* **Task to complete**: Pick out each line of the records in which the word "числе" appears.

--- START OF Available data ---

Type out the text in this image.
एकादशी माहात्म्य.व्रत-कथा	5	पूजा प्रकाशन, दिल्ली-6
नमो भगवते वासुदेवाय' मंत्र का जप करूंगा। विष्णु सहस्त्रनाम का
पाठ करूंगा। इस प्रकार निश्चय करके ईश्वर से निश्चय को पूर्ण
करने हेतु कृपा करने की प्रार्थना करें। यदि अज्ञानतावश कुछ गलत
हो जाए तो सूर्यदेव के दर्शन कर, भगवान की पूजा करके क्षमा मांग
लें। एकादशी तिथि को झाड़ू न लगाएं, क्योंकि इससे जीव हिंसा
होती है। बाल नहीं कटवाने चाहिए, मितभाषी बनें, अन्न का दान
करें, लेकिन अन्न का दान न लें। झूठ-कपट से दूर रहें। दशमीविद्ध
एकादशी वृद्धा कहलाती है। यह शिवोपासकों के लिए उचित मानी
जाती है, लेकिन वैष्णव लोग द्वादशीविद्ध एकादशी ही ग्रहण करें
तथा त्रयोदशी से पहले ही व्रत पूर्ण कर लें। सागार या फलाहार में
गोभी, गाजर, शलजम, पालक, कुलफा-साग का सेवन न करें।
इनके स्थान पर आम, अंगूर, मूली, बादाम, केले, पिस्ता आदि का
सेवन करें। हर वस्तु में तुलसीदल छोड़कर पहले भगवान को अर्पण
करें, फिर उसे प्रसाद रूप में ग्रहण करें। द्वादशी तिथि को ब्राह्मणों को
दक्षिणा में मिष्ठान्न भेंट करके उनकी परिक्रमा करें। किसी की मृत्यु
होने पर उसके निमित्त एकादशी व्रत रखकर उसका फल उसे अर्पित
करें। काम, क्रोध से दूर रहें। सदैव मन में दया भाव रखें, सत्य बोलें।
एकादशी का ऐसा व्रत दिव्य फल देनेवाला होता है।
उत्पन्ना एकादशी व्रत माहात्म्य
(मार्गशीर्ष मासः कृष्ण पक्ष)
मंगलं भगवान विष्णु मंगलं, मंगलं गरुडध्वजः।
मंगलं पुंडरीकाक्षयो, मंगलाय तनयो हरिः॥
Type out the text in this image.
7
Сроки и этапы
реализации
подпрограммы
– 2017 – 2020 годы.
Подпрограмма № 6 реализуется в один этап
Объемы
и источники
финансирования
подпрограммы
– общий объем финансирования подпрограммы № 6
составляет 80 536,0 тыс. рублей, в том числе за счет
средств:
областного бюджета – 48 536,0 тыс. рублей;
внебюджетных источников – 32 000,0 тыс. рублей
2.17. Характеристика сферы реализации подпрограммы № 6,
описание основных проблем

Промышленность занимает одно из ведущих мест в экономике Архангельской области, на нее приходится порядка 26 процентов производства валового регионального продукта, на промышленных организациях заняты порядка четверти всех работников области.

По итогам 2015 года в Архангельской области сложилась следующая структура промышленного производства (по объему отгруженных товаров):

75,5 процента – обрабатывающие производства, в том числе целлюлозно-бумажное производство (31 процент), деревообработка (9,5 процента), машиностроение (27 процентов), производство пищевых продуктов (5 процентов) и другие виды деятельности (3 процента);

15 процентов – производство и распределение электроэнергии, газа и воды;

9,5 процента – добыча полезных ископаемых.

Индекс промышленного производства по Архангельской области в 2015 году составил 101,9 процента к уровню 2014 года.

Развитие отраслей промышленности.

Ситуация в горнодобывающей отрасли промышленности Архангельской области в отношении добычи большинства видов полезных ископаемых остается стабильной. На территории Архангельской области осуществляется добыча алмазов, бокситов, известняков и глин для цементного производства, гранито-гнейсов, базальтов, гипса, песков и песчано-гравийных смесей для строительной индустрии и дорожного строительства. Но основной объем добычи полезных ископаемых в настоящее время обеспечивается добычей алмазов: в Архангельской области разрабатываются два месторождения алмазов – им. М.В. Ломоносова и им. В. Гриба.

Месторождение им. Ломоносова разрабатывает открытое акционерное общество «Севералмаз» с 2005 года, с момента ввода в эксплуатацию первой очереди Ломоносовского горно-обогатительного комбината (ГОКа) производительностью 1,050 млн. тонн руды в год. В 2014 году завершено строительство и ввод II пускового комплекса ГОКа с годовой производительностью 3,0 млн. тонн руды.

--- END OF Available data ---

* **Expected answer**:
составляет 80 536,0 тыс. рублей, в том числе за счет
75,5 процента – обрабатывающие производства, в том числе целлюлозно-бумажное производство (31 процент), деревообработка (9,5 процента), машиностроение (27 процентов), производство пищевых продуктов (5 процентов) и другие виды деятельности (3 процента);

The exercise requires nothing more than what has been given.